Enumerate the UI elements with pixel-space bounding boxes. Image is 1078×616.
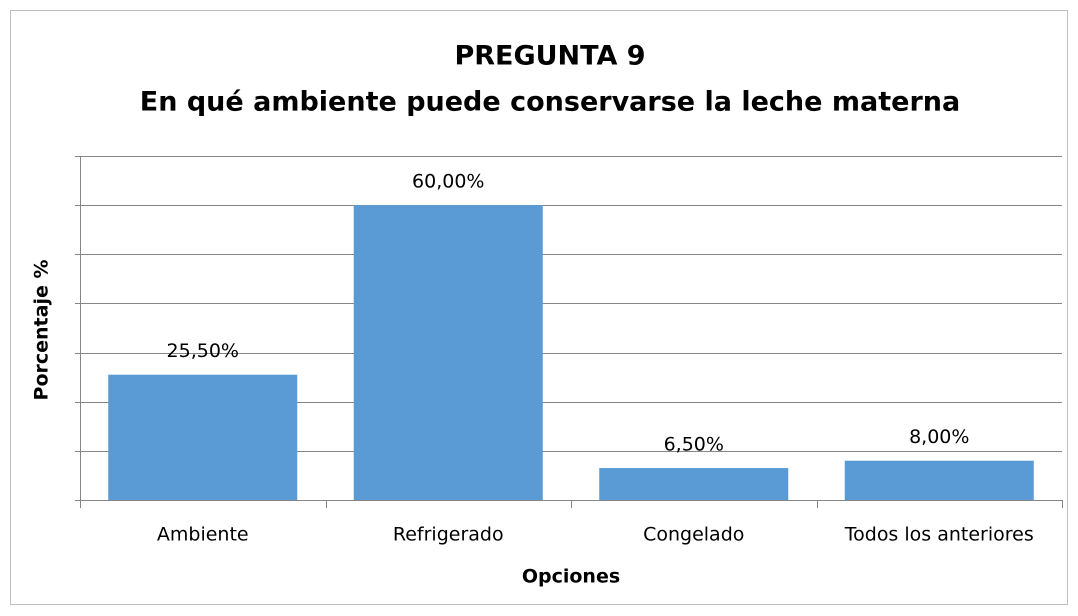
x-tick-label: Refrigerado bbox=[393, 524, 504, 546]
data-label: 8,00% bbox=[909, 426, 969, 448]
bar bbox=[108, 374, 298, 500]
bar bbox=[353, 205, 543, 500]
data-label: 6,50% bbox=[664, 434, 724, 456]
x-tick-label: Ambiente bbox=[157, 524, 249, 546]
bar bbox=[599, 468, 789, 500]
bar bbox=[844, 460, 1034, 500]
chart-title: PREGUNTA 9 bbox=[454, 41, 645, 72]
x-tick-label: Todos los anteriores bbox=[844, 524, 1034, 546]
x-tick-label: Congelado bbox=[643, 524, 744, 546]
y-axis-label: Porcentaje % bbox=[31, 260, 53, 401]
data-label: 25,50% bbox=[167, 340, 239, 362]
x-axis-label: Opciones bbox=[522, 566, 620, 588]
chart-subtitle: En qué ambiente puede conservarse la lec… bbox=[140, 87, 960, 118]
data-label: 60,00% bbox=[412, 171, 484, 193]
══════════
▶ [What to do]: Write out every line of the entry above without changing anything, but leave out the picture.

▶ [Written answer]:
Enumerate the UI elements with pixel-space bounding boxes. Image is 1078×616.
x-tick-label: Refrigerado bbox=[393, 524, 504, 546]
data-label: 8,00% bbox=[909, 426, 969, 448]
bar bbox=[108, 374, 298, 500]
bar bbox=[353, 205, 543, 500]
data-label: 6,50% bbox=[664, 434, 724, 456]
x-tick-label: Ambiente bbox=[157, 524, 249, 546]
bar bbox=[599, 468, 789, 500]
bar bbox=[844, 460, 1034, 500]
chart-title: PREGUNTA 9 bbox=[454, 41, 645, 72]
x-tick-label: Todos los anteriores bbox=[844, 524, 1034, 546]
x-tick-label: Congelado bbox=[643, 524, 744, 546]
y-axis-label: Porcentaje % bbox=[31, 260, 53, 401]
data-label: 25,50% bbox=[167, 340, 239, 362]
x-axis-label: Opciones bbox=[522, 566, 620, 588]
chart-subtitle: En qué ambiente puede conservarse la lec… bbox=[140, 87, 960, 118]
data-label: 60,00% bbox=[412, 171, 484, 193]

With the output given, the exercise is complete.